** START OF MATERIAL **
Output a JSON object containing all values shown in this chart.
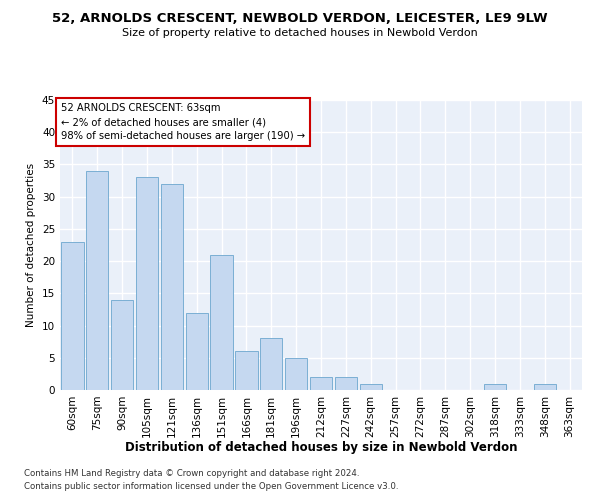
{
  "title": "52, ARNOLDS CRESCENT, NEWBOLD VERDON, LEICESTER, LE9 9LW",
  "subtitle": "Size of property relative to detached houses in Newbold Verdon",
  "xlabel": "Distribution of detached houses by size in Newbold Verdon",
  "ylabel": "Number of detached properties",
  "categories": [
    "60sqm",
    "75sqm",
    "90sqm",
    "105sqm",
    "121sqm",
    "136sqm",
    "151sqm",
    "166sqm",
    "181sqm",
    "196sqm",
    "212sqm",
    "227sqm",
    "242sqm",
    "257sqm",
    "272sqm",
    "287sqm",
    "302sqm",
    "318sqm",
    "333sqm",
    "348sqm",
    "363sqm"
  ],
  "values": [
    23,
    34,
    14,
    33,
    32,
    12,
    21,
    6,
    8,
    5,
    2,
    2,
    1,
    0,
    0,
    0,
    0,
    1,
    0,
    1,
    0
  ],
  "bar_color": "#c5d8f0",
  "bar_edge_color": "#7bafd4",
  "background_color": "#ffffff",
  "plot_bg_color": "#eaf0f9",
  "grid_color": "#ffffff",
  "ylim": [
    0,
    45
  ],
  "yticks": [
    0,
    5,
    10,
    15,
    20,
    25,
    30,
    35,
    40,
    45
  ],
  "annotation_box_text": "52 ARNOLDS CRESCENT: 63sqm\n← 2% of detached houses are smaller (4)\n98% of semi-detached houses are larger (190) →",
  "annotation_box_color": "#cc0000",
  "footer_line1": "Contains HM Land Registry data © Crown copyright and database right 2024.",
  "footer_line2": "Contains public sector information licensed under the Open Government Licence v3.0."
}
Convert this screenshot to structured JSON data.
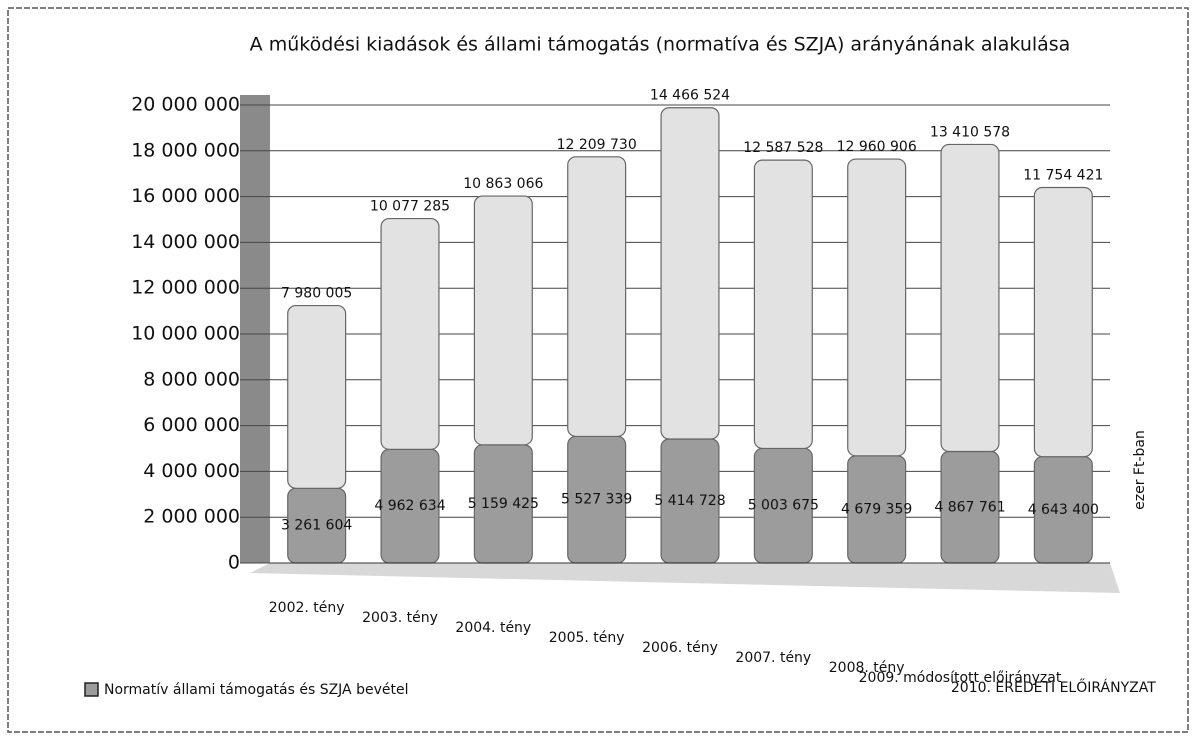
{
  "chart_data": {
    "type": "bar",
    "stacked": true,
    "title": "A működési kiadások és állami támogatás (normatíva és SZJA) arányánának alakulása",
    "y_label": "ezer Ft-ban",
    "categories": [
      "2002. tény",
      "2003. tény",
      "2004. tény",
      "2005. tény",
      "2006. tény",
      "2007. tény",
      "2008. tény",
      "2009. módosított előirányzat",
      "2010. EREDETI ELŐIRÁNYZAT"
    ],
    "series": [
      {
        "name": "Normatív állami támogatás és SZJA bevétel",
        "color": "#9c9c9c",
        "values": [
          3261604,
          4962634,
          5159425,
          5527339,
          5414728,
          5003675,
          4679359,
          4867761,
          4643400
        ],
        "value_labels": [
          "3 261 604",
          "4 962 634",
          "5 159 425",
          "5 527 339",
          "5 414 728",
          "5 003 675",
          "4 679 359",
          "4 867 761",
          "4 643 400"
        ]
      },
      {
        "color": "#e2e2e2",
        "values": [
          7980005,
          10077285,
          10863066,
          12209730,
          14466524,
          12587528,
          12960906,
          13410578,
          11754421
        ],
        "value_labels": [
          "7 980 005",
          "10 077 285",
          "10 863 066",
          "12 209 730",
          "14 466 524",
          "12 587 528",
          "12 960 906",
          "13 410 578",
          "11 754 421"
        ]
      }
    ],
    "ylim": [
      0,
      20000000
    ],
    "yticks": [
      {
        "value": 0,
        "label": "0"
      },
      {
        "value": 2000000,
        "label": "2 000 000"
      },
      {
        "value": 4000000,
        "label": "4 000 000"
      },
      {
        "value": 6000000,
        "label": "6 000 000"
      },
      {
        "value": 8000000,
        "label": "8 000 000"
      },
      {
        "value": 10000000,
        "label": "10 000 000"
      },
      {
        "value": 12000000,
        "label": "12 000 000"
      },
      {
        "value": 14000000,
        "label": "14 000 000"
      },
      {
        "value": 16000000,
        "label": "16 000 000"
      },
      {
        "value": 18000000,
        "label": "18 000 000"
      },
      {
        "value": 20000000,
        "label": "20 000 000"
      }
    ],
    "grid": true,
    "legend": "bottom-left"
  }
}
** END OF MATERIAL **
** START OF MATERIAL **
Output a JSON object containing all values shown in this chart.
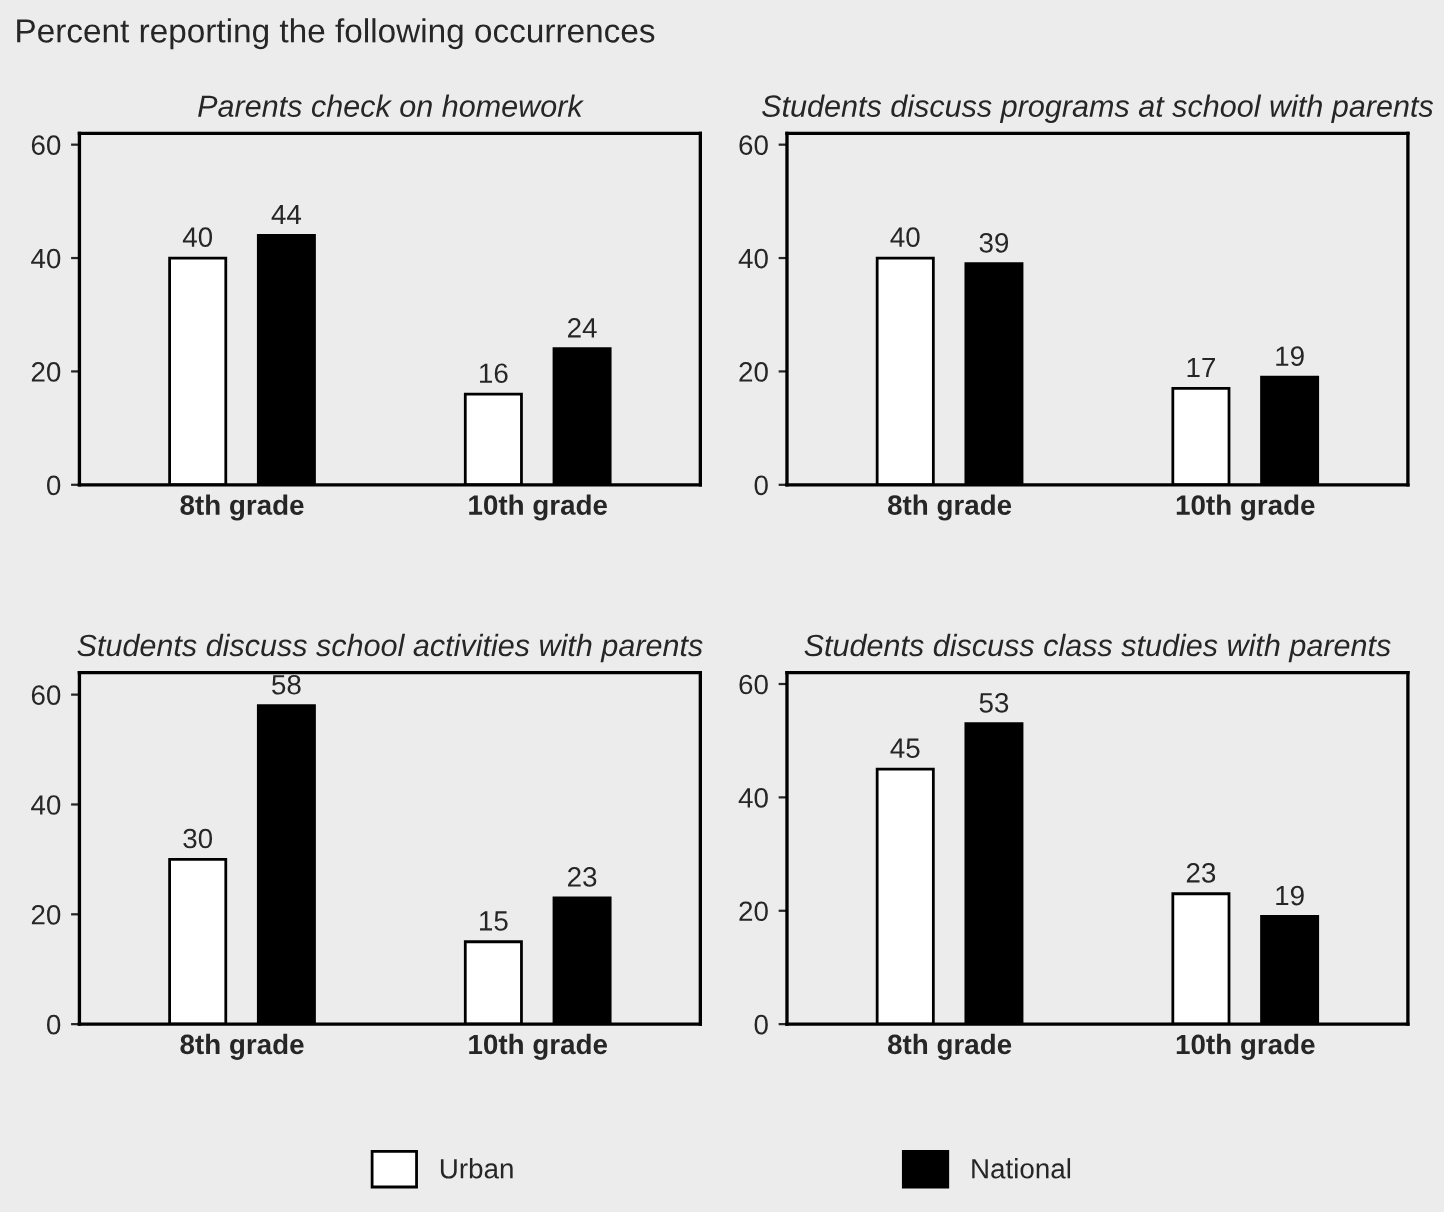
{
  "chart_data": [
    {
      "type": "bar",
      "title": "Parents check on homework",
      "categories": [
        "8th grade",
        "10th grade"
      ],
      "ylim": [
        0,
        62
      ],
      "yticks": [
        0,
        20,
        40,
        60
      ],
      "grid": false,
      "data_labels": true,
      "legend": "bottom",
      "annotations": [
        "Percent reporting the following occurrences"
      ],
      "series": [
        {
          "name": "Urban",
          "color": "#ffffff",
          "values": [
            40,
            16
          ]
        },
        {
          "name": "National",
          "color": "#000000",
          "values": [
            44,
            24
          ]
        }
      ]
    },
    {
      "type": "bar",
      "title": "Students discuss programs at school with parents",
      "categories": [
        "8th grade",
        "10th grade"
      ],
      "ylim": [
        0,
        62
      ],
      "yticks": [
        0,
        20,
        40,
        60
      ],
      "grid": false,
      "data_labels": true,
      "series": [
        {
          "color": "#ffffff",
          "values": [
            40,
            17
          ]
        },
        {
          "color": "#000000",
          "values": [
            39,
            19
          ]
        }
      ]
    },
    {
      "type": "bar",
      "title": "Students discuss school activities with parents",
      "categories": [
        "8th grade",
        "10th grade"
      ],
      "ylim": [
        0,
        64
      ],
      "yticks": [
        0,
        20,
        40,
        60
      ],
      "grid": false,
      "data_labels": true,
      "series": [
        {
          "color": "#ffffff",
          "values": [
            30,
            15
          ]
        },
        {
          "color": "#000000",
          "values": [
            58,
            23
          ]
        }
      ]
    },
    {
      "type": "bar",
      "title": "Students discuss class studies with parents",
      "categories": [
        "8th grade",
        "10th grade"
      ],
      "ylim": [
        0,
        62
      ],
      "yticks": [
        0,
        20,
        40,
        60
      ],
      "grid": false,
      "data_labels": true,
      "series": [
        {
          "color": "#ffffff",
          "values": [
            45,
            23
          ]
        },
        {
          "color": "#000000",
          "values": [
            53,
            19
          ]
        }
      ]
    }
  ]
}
** END OF MATERIAL **
** START OF MATERIAL **
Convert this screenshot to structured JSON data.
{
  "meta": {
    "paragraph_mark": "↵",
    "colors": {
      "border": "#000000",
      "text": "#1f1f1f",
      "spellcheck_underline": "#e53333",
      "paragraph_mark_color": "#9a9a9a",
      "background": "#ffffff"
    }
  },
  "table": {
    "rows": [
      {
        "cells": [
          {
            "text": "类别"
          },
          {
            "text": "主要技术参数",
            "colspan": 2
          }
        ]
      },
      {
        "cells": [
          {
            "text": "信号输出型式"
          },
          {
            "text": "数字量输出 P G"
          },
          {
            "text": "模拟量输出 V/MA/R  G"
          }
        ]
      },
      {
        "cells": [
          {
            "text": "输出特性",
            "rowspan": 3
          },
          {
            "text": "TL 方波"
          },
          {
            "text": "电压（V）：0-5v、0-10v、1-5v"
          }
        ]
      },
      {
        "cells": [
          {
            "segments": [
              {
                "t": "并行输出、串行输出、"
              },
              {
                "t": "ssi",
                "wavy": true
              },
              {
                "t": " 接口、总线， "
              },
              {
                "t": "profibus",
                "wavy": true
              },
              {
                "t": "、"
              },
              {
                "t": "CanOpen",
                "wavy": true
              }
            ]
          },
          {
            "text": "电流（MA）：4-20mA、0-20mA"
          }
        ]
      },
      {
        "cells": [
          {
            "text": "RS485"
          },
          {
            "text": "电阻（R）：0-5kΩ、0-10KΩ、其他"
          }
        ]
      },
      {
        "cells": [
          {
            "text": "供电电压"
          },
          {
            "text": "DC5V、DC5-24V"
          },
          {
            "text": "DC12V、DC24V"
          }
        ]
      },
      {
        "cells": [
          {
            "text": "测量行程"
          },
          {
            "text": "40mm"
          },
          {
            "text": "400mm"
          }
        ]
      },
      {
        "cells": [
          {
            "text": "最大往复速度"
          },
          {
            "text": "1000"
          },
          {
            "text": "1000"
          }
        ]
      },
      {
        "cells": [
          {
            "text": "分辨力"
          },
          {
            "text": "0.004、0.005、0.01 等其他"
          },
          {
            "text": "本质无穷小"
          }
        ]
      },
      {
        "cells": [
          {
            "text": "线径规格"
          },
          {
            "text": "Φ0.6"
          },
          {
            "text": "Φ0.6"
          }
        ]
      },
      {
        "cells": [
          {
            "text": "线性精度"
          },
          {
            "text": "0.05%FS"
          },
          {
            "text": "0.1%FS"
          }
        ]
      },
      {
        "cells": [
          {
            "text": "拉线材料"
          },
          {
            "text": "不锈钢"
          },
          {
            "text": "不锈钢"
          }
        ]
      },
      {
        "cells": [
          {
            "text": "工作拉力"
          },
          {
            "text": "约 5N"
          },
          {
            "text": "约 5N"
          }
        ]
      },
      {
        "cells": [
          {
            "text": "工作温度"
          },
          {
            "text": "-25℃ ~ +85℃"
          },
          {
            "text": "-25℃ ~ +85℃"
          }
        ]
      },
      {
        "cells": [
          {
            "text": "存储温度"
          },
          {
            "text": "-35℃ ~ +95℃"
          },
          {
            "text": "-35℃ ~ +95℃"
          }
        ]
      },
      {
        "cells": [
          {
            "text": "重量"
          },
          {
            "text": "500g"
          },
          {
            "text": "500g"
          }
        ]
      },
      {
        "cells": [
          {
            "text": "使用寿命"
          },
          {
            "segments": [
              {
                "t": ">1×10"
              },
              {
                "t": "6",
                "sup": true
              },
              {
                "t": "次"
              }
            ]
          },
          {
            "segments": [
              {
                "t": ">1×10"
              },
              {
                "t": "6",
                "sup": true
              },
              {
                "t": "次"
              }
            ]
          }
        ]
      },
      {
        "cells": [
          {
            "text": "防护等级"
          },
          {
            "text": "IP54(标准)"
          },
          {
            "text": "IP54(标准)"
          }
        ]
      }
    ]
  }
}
** END OF MATERIAL **
• **DIRECTIONS FOR THIS TASK**
Extract lines where the string "discuss" occurs.

• **SOLUTION**
      "title": "Students discuss programs at school with parents",
      "title": "Students discuss school activities with parents",
      "title": "Students discuss class studies with parents",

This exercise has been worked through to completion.